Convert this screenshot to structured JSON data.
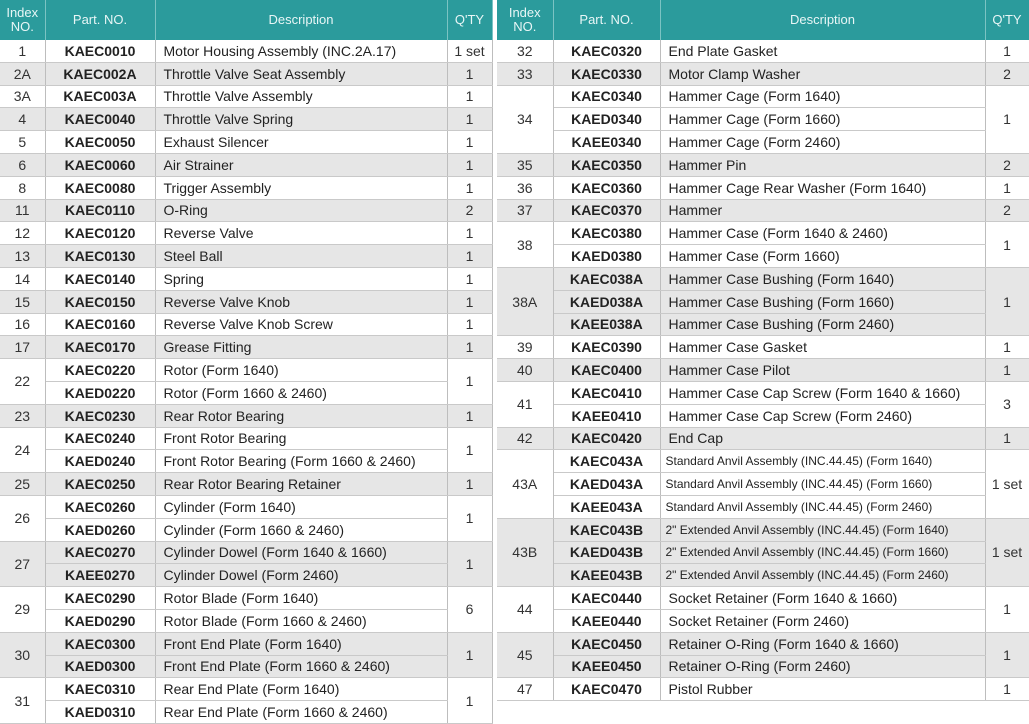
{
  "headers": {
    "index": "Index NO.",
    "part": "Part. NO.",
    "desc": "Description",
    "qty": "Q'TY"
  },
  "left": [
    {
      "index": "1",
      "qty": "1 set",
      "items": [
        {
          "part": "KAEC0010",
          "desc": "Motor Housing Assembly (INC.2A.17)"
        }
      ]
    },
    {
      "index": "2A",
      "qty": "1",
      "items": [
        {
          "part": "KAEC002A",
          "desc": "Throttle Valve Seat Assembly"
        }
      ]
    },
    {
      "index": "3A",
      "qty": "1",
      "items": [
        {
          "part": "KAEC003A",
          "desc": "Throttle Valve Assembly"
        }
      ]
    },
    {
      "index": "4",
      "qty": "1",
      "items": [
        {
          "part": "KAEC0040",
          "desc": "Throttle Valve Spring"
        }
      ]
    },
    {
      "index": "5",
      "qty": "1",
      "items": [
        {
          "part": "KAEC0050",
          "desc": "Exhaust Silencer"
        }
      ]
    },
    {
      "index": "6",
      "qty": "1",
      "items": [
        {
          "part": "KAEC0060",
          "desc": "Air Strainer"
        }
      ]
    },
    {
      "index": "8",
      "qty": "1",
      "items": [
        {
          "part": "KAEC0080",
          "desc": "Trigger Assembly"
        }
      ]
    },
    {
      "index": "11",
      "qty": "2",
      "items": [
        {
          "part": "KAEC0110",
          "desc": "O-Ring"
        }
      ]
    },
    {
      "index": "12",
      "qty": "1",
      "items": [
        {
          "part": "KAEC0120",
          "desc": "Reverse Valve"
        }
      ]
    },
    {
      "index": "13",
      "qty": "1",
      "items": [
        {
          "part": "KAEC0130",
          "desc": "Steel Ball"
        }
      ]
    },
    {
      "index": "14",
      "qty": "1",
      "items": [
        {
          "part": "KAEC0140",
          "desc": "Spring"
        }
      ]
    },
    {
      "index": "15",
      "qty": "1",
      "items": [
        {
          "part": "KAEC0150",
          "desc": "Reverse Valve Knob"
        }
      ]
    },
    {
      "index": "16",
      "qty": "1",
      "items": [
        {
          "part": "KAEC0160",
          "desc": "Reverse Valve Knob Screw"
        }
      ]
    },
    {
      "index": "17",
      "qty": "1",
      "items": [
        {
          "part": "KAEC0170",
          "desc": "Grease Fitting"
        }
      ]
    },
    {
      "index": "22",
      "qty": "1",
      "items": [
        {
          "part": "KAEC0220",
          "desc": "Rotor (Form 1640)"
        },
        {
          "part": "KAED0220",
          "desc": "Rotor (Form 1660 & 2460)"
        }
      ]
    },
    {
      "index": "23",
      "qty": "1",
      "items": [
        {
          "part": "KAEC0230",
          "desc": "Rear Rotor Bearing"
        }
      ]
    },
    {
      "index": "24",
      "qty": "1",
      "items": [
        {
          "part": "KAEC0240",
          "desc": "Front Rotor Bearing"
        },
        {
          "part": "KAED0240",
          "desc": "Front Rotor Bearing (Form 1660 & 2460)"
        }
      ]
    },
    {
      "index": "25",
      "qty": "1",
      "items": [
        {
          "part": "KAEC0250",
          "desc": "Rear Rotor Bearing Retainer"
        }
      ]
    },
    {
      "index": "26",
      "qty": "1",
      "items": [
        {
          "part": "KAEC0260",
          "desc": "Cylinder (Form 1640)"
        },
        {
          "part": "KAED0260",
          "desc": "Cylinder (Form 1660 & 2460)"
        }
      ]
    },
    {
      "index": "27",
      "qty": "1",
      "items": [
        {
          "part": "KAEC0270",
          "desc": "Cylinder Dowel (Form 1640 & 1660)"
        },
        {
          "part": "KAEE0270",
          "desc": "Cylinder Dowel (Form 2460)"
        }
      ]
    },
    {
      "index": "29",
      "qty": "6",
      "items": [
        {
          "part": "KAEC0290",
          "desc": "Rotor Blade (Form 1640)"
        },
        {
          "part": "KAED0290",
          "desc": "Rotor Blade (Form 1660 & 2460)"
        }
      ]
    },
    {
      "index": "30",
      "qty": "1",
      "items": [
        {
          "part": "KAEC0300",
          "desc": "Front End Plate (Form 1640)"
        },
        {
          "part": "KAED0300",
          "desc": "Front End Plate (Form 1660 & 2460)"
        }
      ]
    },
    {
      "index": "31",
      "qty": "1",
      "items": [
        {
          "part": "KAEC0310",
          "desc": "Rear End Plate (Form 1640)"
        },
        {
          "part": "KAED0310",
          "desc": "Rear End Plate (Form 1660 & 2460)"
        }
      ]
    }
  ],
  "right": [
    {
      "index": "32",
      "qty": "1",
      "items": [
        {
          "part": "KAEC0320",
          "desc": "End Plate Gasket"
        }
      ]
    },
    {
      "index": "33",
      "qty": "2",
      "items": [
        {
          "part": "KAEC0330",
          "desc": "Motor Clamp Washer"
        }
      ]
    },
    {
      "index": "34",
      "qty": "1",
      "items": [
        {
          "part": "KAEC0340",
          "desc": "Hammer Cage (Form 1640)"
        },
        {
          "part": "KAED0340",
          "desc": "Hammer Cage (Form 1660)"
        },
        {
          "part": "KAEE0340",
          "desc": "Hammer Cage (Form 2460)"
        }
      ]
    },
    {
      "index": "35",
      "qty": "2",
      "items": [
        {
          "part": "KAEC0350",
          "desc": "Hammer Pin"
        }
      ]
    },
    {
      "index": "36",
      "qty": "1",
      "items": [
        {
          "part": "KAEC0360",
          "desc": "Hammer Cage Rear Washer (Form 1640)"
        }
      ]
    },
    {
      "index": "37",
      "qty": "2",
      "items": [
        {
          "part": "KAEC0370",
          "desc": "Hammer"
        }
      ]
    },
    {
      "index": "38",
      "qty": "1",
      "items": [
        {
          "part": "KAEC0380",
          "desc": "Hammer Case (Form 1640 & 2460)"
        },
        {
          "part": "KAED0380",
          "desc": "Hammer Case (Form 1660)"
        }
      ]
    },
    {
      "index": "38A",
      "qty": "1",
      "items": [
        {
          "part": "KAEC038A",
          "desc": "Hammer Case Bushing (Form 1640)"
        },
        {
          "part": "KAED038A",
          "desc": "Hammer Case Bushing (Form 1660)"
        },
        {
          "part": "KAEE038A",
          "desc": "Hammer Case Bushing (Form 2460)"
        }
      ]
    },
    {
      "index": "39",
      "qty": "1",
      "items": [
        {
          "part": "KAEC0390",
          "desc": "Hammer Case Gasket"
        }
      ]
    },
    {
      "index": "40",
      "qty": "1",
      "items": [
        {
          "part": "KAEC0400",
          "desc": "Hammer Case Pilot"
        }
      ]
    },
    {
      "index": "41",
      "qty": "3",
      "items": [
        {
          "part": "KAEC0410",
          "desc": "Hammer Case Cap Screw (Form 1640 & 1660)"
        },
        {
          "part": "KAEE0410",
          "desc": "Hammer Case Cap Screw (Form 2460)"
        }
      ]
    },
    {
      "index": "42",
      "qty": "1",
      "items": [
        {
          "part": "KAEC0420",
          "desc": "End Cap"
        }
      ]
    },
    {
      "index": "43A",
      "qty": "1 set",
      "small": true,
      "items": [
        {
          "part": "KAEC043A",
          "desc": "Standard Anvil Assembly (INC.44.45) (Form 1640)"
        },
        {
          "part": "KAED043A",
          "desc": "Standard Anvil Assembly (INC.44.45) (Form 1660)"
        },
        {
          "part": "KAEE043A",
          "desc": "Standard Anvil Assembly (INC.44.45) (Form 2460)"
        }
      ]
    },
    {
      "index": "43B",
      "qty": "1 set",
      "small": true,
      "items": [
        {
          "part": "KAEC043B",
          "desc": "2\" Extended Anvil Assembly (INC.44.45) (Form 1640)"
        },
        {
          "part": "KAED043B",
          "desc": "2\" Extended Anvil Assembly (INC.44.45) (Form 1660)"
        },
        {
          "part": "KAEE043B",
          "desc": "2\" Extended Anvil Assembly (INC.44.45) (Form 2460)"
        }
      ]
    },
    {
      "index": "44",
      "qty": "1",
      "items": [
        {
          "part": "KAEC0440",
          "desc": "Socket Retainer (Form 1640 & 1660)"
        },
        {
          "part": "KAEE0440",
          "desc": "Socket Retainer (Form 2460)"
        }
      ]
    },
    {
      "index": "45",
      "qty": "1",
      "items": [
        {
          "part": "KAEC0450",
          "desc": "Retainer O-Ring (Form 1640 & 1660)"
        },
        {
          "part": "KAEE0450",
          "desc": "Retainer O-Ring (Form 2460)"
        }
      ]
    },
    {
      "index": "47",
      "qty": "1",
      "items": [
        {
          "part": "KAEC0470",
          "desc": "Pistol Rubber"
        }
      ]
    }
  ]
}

------------------------------

Work through the listing above and report how many lines include the string "Throttle", with no other text.

3